To do> Where a line contains the word "xlabel", copy that line in full.
* BEGIN Data for processing *
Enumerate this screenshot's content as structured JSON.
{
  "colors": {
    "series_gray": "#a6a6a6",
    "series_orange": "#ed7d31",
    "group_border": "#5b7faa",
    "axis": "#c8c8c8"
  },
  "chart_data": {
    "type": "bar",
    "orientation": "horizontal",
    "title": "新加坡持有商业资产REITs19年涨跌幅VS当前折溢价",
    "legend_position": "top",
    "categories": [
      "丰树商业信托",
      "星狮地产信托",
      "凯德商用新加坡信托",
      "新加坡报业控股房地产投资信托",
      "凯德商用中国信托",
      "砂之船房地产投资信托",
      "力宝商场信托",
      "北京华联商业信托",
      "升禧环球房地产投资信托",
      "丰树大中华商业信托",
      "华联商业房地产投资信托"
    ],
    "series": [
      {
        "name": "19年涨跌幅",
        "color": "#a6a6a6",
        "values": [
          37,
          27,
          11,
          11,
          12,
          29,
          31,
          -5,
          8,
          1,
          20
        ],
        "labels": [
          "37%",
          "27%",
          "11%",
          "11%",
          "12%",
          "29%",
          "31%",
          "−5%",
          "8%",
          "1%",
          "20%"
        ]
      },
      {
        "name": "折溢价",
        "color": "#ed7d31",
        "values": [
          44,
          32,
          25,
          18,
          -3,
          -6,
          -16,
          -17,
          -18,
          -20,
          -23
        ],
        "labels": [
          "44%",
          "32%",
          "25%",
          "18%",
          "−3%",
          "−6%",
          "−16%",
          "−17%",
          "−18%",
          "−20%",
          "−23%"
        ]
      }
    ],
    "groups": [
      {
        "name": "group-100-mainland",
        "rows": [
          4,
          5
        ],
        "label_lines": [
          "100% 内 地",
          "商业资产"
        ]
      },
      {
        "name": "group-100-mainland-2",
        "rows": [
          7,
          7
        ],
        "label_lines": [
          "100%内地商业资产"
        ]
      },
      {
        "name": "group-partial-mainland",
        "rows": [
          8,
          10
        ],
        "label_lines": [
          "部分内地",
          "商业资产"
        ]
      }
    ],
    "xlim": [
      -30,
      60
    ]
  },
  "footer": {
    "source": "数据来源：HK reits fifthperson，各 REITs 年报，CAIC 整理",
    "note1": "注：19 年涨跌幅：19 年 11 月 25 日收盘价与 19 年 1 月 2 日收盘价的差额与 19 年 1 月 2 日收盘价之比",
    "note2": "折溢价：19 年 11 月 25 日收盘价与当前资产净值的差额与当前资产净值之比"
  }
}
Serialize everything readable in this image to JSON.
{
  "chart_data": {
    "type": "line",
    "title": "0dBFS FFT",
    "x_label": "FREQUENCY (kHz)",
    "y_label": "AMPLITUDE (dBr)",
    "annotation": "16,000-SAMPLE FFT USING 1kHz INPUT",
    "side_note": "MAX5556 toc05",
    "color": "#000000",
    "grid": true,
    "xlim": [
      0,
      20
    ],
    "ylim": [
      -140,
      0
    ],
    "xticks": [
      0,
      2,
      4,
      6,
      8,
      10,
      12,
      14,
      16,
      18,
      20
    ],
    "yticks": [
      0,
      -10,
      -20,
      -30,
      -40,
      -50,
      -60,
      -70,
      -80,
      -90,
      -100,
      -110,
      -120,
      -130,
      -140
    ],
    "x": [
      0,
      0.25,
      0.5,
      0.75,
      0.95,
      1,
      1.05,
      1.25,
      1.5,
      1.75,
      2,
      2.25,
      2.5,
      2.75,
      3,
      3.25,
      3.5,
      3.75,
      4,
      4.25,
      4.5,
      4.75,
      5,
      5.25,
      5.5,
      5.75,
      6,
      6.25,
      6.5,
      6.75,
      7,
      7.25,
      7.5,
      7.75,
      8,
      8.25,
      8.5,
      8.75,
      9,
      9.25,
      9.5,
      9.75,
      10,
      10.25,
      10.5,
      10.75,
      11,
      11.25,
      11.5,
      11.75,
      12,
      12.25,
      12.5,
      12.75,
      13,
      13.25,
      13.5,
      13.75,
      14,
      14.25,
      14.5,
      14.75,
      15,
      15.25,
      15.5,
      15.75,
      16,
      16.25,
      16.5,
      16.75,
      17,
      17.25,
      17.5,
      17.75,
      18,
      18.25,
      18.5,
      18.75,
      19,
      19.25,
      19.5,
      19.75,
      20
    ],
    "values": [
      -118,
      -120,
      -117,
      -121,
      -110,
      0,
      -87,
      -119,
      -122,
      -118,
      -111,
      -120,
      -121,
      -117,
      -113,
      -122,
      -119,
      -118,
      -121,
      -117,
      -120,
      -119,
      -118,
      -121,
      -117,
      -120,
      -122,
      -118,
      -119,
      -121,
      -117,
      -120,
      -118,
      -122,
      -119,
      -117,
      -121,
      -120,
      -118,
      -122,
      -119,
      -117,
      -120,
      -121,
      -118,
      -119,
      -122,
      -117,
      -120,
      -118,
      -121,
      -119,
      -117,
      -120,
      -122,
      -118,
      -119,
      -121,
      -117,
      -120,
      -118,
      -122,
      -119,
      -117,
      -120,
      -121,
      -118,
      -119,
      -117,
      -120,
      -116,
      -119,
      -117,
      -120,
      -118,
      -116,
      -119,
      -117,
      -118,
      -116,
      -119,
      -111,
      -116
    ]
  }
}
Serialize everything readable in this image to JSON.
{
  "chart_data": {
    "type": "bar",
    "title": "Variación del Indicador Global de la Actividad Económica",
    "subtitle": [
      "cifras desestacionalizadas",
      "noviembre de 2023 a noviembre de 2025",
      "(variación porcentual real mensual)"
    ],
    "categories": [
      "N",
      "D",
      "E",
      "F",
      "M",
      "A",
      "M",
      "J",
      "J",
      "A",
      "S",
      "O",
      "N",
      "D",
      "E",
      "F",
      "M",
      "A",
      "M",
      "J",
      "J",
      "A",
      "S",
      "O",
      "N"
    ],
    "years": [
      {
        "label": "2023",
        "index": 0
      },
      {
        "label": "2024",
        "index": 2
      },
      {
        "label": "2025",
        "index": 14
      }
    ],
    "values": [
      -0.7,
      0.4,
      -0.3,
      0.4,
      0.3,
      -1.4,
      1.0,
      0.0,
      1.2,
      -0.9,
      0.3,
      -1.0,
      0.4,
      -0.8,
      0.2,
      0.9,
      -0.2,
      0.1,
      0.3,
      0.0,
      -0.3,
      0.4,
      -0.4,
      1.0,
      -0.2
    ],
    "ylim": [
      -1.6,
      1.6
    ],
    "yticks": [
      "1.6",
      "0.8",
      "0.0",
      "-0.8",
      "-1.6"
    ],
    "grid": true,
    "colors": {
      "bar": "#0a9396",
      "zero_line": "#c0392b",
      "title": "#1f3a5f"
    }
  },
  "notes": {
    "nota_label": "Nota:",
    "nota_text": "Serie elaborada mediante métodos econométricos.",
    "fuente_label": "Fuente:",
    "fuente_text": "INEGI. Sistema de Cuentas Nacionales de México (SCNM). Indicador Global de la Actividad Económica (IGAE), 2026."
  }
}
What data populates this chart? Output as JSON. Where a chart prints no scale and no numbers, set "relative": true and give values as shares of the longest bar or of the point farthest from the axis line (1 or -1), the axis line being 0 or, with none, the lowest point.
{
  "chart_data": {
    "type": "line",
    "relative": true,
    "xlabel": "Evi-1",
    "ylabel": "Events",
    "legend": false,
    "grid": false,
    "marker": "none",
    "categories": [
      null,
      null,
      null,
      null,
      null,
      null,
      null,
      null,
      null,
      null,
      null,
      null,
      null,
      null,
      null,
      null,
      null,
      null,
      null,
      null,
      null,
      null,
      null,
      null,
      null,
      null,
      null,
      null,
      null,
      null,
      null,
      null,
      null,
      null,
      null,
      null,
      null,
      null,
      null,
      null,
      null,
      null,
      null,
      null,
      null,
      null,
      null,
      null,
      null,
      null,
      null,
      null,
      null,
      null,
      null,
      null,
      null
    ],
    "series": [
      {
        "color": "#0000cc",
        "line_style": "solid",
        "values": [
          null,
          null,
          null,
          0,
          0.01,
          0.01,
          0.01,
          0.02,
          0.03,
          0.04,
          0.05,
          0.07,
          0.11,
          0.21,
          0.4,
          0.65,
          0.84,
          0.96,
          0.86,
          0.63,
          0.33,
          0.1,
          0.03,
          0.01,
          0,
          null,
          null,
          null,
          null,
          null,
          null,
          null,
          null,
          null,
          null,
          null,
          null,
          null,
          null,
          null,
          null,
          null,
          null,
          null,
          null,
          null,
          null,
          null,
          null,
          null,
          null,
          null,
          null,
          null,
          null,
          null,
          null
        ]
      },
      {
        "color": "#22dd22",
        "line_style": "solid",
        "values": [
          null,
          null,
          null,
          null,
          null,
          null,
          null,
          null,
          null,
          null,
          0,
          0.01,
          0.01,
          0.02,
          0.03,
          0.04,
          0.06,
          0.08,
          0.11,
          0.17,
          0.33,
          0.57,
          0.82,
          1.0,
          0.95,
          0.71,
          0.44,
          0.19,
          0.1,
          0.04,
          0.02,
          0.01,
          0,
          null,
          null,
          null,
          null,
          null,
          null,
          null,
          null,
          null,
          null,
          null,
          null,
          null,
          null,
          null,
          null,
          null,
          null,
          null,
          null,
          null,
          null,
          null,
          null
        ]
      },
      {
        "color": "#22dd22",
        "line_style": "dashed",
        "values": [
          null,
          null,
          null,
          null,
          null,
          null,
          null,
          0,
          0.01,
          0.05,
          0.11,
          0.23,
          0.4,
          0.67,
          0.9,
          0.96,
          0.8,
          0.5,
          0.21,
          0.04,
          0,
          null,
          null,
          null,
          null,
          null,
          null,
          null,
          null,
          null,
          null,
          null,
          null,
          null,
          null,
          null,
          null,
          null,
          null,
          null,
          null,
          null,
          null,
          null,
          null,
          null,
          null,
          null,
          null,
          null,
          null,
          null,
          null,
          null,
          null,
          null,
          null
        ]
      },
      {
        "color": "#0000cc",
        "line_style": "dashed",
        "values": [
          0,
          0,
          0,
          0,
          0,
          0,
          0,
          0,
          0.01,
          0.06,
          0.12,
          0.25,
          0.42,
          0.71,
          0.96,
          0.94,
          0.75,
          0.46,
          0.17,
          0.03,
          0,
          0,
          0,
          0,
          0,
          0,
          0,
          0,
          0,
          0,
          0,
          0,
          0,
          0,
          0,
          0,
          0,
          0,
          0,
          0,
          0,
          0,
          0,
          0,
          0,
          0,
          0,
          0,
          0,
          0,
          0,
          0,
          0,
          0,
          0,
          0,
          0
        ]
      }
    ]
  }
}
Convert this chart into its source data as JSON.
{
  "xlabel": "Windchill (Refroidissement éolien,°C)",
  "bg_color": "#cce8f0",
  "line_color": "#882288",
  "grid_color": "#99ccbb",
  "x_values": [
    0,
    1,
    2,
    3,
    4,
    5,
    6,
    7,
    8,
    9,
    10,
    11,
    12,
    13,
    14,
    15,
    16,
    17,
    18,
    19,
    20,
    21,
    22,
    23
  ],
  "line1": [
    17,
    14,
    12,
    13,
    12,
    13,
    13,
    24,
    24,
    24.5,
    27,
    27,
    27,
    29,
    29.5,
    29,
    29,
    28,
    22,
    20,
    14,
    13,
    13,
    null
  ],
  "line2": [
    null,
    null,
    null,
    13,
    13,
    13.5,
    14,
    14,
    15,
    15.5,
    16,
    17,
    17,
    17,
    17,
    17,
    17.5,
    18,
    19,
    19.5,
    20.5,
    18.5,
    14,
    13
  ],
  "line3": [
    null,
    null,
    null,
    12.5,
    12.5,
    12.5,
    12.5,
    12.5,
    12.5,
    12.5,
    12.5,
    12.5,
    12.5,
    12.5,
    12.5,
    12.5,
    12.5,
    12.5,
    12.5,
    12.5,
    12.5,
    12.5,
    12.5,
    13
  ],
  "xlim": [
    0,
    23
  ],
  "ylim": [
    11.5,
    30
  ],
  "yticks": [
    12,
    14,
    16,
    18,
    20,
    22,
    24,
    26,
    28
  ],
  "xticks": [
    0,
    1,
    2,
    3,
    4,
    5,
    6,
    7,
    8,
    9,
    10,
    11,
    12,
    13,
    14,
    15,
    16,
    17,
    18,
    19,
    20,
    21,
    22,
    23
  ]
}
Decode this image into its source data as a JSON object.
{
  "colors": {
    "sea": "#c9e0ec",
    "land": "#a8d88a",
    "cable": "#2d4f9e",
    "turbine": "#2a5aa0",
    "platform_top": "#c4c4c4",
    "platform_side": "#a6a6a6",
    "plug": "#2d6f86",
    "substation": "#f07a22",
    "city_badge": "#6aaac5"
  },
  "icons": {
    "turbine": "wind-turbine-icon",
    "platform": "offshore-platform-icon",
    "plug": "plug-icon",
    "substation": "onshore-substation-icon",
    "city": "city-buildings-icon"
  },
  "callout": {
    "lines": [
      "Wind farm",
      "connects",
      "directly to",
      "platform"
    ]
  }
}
* END Data for processing *
Response below>
    "xlabel": "Evi-1",
  "xlabel": "Windchill (Refroidissement éolien,°C)",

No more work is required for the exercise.